-- Provided data start --

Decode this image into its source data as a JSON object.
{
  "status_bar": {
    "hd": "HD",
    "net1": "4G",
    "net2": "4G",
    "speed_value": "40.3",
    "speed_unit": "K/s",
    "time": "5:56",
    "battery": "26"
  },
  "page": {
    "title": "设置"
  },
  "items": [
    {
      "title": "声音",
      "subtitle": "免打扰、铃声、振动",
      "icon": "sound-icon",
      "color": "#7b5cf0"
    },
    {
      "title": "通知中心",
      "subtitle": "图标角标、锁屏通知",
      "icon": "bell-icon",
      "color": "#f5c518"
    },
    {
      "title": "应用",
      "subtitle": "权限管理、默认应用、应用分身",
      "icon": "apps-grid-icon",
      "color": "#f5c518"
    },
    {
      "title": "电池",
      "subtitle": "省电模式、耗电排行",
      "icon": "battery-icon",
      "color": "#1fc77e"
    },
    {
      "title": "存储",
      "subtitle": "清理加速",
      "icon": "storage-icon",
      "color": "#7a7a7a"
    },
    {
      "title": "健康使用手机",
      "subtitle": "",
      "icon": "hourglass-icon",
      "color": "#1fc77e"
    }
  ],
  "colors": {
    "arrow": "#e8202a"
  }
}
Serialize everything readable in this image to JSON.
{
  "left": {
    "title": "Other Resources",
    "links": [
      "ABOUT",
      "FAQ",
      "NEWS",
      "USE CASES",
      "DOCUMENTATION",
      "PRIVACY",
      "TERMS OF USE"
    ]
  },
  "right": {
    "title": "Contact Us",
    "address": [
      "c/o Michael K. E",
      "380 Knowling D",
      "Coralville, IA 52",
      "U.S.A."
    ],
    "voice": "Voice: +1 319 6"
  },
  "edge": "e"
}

-- Provided data end --

> _Requirements_
In the listing, find every line with the word "JSON" and state how many there are, nothing more.

> _Written reply_
2